- _DIRECTIVE_: Provide an exact reproduction of every entry.

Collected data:
++++++++++
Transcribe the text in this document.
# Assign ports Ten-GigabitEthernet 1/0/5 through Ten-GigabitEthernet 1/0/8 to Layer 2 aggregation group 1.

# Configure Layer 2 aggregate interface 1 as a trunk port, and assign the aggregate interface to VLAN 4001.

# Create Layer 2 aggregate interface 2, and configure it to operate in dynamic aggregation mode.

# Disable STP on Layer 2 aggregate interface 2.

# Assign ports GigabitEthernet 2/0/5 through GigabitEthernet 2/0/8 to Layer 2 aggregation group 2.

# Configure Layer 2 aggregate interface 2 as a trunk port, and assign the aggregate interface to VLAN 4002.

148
++++++++++
- _EXERCISE SOLUTION_:
Transcribe the text in this document.
# Assign ports Ten-GigabitEthernet 1/0/5 through Ten-GigabitEthernet 1/0/8 to Layer 2 aggregation group 1.

# Configure Layer 2 aggregate interface 1 as a trunk port, and assign the aggregate interface to VLAN 4001.

# Create Layer 2 aggregate interface 2, and configure it to operate in dynamic aggregation mode.

# Disable STP on Layer 2 aggregate interface 2.

# Assign ports GigabitEthernet 2/0/5 through GigabitEthernet 2/0/8 to Layer 2 aggregation group 2.

# Configure Layer 2 aggregate interface 2 as a trunk port, and assign the aggregate interface to VLAN 4002.

148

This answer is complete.